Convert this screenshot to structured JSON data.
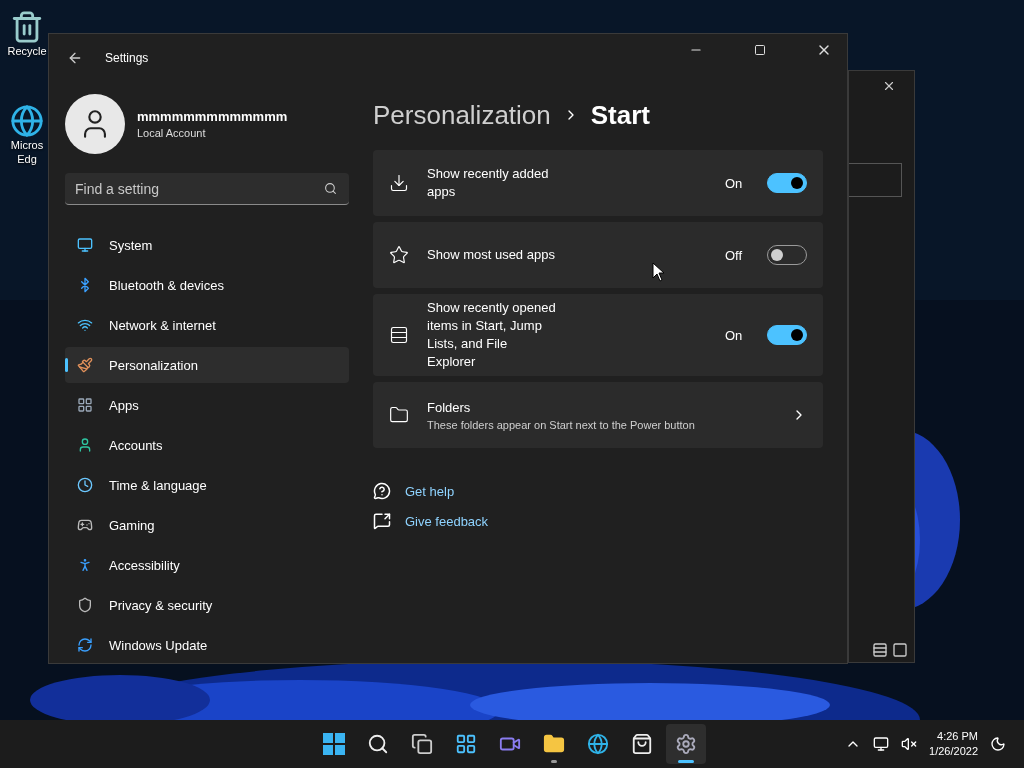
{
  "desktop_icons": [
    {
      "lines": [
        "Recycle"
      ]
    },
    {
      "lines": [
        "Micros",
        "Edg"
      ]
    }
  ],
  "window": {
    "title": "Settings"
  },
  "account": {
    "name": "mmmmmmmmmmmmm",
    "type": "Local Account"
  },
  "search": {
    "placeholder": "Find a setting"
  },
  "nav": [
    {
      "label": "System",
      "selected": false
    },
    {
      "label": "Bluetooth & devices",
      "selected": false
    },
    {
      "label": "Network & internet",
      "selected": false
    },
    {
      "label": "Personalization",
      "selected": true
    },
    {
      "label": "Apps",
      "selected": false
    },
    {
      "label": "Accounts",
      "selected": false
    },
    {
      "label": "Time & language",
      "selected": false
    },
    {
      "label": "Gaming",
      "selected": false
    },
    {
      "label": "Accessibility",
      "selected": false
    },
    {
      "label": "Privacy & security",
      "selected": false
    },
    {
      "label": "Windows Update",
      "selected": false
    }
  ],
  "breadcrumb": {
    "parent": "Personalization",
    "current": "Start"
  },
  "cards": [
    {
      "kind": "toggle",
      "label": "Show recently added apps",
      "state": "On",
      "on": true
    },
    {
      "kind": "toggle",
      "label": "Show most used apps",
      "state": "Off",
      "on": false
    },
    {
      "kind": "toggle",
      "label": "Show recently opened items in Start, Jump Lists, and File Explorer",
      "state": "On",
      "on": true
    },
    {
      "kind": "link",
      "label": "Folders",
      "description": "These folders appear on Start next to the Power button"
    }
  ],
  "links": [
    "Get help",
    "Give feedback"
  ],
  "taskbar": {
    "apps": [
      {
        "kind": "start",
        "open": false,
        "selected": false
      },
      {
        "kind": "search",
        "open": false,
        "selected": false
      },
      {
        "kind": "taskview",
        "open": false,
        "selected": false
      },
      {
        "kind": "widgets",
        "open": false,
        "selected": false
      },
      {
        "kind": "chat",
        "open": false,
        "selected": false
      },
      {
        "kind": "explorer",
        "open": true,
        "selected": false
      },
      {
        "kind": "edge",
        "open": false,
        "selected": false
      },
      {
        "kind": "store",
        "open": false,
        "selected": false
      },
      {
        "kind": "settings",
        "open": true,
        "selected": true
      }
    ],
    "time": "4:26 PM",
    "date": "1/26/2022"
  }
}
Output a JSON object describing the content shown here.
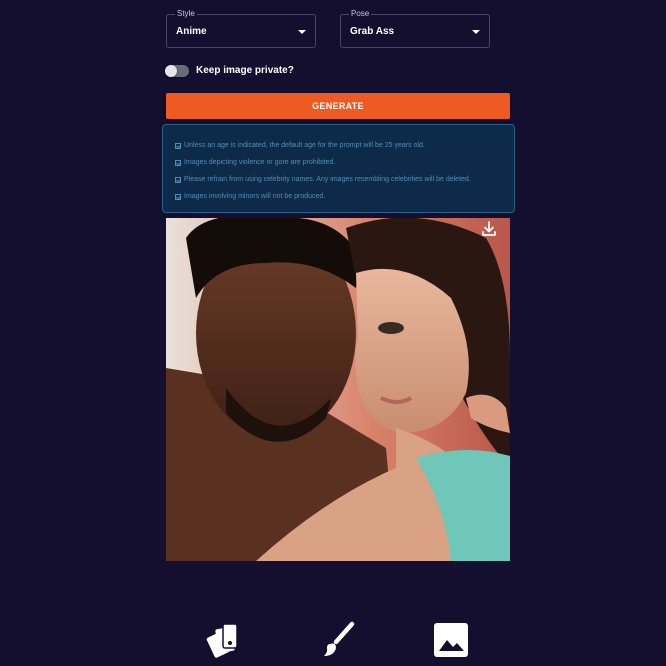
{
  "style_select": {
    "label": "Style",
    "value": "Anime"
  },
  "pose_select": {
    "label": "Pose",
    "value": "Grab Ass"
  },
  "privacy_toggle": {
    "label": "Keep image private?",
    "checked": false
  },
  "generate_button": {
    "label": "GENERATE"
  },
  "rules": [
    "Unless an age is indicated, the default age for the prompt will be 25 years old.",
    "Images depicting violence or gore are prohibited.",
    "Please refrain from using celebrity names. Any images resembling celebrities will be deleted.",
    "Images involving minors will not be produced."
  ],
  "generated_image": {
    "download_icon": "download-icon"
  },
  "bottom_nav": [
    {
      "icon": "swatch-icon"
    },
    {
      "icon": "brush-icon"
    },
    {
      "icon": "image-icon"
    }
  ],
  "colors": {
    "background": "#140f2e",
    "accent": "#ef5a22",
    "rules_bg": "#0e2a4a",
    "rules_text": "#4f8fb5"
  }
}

********

Problem:
Copy only this, please: the line with "Output a JSON" and every line after it through the end of the data, with no pictures.

Exercise answer:
Output a JSON object describing the content shown here.
{
  "style_select": {
    "label": "Style",
    "value": "Anime"
  },
  "pose_select": {
    "label": "Pose",
    "value": "Grab Ass"
  },
  "privacy_toggle": {
    "label": "Keep image private?",
    "checked": false
  },
  "generate_button": {
    "label": "GENERATE"
  },
  "rules": [
    "Unless an age is indicated, the default age for the prompt will be 25 years old.",
    "Images depicting violence or gore are prohibited.",
    "Please refrain from using celebrity names. Any images resembling celebrities will be deleted.",
    "Images involving minors will not be produced."
  ],
  "generated_image": {
    "download_icon": "download-icon"
  },
  "bottom_nav": [
    {
      "icon": "swatch-icon"
    },
    {
      "icon": "brush-icon"
    },
    {
      "icon": "image-icon"
    }
  ],
  "colors": {
    "background": "#140f2e",
    "accent": "#ef5a22",
    "rules_bg": "#0e2a4a",
    "rules_text": "#4f8fb5"
  }
}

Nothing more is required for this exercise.